» What you should do
The required output is a single number: how many lines of the material contain the string "xlabel".

» Provided data
'''

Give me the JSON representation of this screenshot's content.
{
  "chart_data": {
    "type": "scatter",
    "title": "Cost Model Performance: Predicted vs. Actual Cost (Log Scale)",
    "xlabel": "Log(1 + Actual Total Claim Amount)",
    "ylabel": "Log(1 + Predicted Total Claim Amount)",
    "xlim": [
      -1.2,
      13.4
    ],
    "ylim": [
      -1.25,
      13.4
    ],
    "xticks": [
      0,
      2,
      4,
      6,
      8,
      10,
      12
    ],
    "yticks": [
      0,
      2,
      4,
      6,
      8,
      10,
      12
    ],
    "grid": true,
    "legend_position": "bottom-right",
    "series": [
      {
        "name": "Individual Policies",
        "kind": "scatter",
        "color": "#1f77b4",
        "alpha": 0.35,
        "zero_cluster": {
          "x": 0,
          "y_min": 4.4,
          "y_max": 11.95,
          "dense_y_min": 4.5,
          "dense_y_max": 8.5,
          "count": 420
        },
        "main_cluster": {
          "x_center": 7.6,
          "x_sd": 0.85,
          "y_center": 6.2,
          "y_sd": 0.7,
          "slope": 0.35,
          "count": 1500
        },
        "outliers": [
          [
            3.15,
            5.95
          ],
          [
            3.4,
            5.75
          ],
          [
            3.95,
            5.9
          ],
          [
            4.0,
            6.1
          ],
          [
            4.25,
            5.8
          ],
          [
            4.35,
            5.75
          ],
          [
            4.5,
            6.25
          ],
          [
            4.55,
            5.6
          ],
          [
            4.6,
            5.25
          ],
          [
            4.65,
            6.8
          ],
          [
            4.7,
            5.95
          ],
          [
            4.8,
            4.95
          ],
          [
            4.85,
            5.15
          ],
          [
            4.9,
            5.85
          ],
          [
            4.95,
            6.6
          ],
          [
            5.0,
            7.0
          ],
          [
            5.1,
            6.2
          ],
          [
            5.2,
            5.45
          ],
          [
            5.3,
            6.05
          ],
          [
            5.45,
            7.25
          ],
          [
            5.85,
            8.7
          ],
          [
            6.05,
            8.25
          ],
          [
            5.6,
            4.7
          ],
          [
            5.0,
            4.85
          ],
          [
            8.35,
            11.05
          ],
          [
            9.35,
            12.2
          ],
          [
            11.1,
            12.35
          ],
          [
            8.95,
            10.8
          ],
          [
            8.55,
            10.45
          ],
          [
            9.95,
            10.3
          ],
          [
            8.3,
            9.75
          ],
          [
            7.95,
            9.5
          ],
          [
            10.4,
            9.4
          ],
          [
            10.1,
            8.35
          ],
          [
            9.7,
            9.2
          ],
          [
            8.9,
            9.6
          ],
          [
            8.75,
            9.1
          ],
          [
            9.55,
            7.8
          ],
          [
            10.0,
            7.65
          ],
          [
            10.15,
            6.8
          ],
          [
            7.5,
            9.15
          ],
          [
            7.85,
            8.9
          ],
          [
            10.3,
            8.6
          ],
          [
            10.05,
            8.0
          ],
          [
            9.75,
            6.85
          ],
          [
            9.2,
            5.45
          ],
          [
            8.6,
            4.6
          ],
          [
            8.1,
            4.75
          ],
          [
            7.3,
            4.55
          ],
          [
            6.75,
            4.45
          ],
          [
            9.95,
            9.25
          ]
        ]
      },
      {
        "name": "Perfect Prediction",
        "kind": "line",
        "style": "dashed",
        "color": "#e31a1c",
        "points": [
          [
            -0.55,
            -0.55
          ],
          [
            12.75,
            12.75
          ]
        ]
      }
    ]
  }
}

'''
'''

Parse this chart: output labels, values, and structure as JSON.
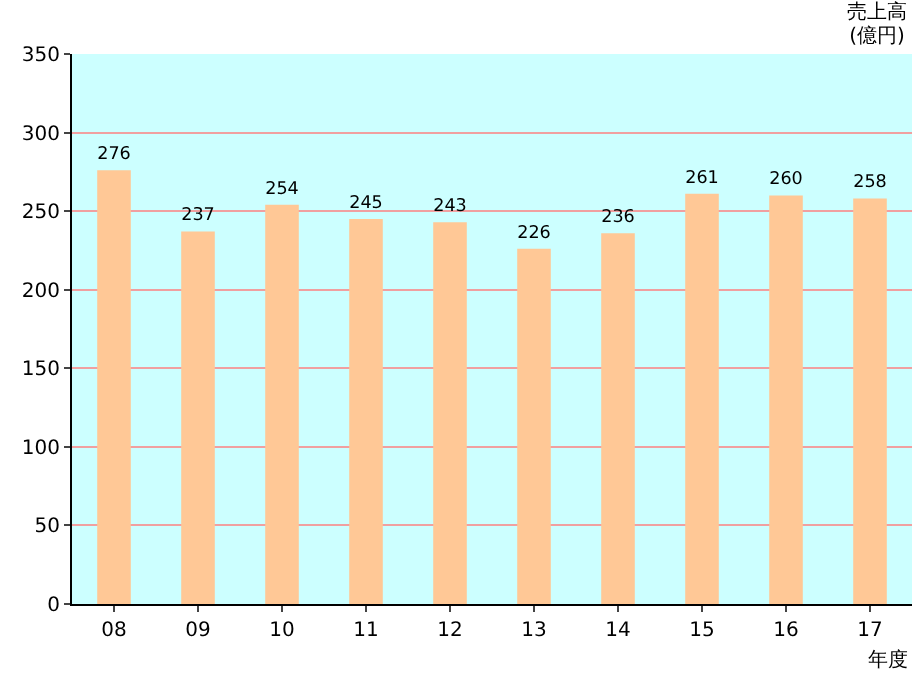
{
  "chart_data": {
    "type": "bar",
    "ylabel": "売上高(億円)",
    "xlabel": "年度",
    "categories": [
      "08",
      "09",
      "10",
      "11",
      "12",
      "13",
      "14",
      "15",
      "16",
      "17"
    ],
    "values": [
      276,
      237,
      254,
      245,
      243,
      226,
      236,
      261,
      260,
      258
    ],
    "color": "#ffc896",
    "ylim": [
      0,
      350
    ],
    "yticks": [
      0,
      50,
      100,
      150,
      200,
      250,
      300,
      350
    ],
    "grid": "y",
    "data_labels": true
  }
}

'''

» Solution to the exercise
2